* [The request]:
Reproduce the lines below from the one that contains "What data populates" through the end, inclusive, and add nothing.

* [Stored data]:

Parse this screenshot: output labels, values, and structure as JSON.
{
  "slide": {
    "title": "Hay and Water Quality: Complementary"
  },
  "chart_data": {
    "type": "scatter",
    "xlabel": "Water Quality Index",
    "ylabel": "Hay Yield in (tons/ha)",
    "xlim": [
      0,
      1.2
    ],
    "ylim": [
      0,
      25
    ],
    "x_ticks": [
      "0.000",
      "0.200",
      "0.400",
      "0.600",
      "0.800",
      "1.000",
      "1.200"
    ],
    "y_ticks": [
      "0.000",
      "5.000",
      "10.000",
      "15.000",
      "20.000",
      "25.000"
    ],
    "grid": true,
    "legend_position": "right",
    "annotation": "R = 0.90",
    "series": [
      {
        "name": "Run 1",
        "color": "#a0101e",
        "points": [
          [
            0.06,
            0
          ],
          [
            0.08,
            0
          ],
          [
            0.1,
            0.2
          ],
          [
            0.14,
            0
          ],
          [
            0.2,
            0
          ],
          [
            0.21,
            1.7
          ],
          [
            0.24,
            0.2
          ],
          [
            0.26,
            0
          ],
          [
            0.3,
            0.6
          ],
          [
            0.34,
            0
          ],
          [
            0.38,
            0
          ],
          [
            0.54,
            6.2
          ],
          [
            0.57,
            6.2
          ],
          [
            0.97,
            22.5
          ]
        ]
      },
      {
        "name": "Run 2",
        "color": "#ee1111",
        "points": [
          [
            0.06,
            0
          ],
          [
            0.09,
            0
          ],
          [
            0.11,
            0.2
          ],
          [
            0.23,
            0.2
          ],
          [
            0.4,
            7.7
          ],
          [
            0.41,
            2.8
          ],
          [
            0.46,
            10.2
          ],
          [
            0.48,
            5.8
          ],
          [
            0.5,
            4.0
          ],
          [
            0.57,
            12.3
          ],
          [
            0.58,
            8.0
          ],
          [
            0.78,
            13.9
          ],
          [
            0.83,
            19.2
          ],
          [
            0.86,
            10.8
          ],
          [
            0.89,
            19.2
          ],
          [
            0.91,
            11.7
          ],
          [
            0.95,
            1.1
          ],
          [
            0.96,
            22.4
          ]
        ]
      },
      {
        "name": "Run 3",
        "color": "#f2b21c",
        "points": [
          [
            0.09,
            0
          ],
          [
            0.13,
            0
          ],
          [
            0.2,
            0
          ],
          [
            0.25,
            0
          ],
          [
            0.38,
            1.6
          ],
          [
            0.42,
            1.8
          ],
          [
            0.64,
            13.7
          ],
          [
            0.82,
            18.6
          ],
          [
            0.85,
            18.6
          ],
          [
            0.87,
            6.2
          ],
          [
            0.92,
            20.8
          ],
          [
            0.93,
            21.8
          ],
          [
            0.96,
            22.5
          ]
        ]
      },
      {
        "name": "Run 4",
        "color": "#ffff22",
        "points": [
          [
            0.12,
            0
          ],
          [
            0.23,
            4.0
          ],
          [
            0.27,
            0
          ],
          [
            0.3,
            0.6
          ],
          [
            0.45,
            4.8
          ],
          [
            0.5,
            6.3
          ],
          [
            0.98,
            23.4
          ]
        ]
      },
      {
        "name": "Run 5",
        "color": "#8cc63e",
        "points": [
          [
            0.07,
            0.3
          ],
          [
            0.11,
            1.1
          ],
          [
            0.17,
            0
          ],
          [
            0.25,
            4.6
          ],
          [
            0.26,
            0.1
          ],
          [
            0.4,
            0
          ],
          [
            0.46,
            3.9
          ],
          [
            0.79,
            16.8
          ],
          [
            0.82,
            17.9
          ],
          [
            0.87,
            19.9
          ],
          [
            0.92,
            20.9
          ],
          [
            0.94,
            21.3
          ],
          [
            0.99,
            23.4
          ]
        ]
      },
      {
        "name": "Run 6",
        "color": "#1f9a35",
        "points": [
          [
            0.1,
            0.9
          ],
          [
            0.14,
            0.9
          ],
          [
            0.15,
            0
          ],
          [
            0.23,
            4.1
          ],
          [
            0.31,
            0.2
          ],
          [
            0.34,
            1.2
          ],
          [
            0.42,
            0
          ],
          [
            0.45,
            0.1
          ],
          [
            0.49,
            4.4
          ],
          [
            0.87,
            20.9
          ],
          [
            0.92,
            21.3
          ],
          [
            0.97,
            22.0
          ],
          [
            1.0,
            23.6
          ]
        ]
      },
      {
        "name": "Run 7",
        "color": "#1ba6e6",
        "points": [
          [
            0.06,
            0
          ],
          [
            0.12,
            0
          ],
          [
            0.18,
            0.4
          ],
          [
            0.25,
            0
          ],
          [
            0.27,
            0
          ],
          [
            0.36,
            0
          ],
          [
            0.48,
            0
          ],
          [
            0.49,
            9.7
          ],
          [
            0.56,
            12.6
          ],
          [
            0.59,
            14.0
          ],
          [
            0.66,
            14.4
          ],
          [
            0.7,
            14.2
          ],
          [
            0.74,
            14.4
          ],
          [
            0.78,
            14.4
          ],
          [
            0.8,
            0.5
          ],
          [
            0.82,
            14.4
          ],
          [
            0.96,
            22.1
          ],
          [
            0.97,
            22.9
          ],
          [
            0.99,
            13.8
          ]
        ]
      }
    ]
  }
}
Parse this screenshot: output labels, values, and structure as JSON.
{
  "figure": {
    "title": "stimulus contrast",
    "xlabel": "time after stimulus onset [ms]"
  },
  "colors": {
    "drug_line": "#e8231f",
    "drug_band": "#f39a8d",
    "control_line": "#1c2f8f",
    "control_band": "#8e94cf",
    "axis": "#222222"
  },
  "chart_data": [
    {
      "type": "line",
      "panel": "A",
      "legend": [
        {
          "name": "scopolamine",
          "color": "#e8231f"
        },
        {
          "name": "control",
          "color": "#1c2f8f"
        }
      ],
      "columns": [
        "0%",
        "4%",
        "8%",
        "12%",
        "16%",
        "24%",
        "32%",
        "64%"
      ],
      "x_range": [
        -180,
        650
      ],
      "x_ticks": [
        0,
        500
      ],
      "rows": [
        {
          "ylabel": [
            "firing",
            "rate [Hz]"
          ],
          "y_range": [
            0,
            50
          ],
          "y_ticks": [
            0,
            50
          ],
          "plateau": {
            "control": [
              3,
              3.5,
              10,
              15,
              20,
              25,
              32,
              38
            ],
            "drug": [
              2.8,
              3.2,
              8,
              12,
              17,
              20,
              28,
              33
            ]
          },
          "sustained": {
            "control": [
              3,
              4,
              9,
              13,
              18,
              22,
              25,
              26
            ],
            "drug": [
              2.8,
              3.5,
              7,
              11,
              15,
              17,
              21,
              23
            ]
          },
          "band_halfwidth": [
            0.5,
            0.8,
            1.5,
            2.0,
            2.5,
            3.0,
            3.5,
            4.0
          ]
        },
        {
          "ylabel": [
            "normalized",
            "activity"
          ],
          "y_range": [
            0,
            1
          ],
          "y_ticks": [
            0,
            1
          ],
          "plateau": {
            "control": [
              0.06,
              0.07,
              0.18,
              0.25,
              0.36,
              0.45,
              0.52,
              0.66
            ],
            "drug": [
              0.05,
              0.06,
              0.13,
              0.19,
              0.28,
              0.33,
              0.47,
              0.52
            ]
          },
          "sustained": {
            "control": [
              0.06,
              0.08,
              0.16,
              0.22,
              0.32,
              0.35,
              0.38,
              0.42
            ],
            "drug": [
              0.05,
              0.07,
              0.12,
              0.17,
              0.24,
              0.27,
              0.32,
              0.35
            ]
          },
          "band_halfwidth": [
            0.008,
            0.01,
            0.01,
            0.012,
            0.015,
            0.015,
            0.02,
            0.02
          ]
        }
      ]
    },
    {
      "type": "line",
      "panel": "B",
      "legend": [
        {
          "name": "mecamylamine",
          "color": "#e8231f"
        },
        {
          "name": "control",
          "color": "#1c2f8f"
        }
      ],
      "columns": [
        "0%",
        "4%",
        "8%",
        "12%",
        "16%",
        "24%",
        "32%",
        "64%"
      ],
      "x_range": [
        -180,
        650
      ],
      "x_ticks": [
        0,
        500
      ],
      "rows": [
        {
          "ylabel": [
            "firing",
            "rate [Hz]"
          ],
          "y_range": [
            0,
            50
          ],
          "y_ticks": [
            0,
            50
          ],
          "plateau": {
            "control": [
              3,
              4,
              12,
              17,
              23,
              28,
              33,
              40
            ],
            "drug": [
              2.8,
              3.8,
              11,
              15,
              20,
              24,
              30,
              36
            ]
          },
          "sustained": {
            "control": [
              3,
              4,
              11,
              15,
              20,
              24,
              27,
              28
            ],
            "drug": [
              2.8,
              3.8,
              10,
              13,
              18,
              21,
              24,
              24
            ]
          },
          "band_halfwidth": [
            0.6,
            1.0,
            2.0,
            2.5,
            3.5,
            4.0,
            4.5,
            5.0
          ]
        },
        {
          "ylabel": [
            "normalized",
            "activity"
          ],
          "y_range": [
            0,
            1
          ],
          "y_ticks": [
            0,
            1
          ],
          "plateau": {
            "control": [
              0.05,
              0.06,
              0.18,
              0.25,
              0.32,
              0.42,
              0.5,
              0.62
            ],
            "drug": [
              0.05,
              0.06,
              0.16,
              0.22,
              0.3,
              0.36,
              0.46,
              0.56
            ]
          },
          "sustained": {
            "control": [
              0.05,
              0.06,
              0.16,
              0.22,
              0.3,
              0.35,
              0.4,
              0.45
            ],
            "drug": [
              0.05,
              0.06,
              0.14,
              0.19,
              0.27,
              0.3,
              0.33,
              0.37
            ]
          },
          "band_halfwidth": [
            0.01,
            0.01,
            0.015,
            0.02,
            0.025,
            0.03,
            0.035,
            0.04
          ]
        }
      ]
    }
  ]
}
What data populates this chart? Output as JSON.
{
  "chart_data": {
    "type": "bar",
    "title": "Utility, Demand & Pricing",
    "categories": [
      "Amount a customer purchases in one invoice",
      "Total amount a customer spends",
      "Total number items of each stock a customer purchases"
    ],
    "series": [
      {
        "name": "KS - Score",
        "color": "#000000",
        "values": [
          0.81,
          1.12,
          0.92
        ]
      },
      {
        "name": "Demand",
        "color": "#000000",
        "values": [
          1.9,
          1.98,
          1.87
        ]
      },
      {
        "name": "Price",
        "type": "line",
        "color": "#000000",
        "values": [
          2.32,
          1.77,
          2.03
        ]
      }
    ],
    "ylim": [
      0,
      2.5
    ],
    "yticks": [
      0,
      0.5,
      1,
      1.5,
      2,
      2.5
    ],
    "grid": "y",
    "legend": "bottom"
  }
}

* [Task response]:
What data populates this chart? Output as JSON.
{
  "chart_data": {
    "type": "bar",
    "title": "Utility, Demand & Pricing",
    "categories": [
      "Amount a customer purchases in one invoice",
      "Total amount a customer spends",
      "Total number items of each stock a customer purchases"
    ],
    "series": [
      {
        "name": "KS - Score",
        "color": "#000000",
        "values": [
          0.81,
          1.12,
          0.92
        ]
      },
      {
        "name": "Demand",
        "color": "#000000",
        "values": [
          1.9,
          1.98,
          1.87
        ]
      },
      {
        "name": "Price",
        "type": "line",
        "color": "#000000",
        "values": [
          2.32,
          1.77,
          2.03
        ]
      }
    ],
    "ylim": [
      0,
      2.5
    ],
    "yticks": [
      0,
      0.5,
      1,
      1.5,
      2,
      2.5
    ],
    "grid": "y",
    "legend": "bottom"
  }
}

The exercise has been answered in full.